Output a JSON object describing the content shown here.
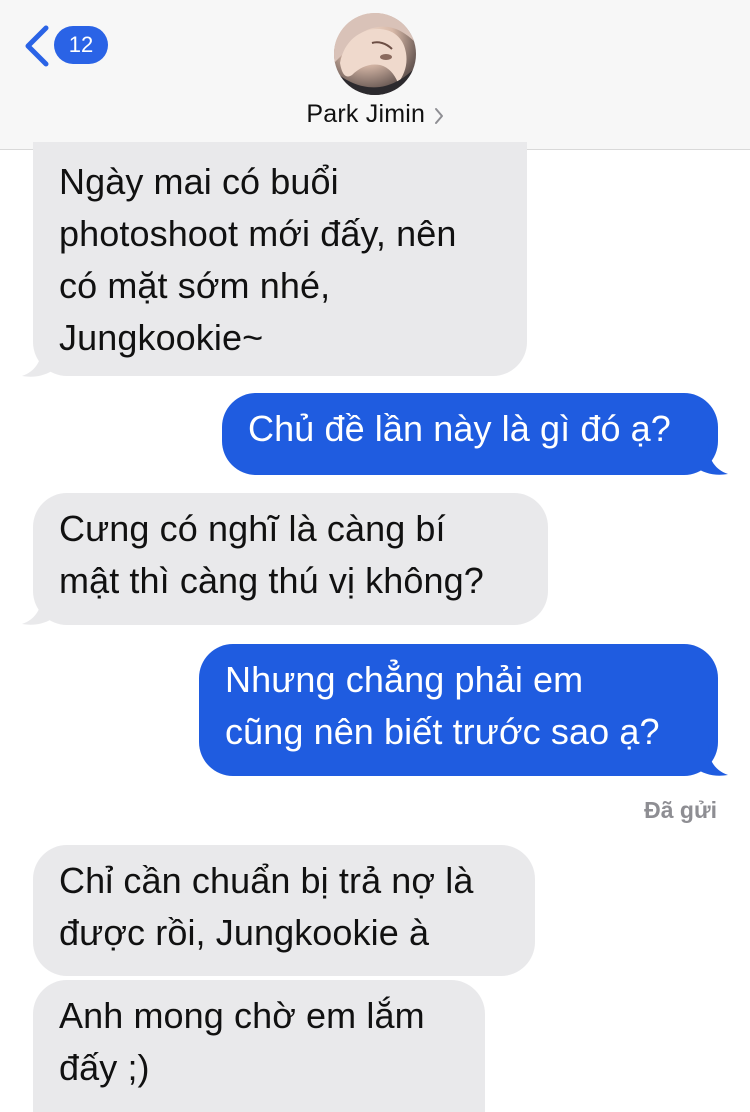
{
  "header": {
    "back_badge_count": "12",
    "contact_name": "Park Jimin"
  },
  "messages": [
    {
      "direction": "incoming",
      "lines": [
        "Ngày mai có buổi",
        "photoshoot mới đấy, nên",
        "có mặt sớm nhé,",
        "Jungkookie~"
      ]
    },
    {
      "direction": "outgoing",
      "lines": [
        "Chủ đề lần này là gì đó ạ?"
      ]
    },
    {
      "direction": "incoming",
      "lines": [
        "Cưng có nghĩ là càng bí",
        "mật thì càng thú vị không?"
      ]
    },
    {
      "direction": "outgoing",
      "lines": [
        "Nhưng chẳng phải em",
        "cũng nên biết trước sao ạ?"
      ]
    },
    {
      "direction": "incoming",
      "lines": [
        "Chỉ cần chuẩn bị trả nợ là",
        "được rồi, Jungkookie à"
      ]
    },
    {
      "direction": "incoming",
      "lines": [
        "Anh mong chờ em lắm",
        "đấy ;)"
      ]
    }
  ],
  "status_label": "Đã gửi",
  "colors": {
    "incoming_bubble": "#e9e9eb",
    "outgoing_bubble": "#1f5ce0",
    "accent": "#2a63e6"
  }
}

= = = =

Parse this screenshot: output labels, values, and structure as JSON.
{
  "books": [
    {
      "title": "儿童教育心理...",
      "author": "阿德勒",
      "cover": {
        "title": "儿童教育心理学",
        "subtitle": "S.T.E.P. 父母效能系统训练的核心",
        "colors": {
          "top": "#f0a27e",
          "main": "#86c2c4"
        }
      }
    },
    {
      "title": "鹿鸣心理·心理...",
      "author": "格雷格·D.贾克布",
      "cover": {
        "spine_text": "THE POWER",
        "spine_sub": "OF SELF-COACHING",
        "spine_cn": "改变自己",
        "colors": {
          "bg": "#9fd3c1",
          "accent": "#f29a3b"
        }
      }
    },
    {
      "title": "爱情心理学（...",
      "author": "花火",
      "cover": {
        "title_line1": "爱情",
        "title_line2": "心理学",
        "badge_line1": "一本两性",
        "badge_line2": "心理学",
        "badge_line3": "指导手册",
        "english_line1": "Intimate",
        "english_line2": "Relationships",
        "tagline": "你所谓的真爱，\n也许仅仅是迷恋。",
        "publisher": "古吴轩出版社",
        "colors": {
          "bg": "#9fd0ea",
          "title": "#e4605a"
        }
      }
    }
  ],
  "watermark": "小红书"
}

= = = =

# WRITTEN REQUEST
Only the number is wanted: how many lines of the material contain the word "JSON"?

# RESULT OF THE TASK
2